§ Task requirements: Among the entries, which lines carry the string "Antal"? Copy each of them.

§ Provided records:
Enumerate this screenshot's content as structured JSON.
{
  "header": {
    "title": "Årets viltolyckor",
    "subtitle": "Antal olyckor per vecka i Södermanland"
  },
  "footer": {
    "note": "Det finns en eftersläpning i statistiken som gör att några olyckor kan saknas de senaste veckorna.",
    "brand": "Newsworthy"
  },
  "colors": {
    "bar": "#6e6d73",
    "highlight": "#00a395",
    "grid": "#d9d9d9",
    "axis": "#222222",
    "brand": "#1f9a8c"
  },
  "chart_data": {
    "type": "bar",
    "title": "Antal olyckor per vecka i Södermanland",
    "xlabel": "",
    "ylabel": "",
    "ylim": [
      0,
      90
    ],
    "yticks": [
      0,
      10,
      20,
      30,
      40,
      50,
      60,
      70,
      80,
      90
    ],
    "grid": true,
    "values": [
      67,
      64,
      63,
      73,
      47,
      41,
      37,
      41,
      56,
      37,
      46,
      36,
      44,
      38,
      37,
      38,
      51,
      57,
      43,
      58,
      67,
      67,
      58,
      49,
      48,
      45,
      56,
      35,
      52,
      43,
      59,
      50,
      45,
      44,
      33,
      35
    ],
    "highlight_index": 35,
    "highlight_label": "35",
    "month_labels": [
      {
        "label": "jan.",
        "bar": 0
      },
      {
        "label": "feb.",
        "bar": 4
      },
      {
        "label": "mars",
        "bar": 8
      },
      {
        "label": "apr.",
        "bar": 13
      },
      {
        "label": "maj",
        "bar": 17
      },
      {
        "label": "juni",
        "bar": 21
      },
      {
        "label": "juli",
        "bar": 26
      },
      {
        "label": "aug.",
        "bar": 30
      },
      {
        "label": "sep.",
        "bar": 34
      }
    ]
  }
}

§ Solution to the exercise:
    "subtitle": "Antal olyckor per vecka i Södermanland"
    "title": "Antal olyckor per vecka i Södermanland",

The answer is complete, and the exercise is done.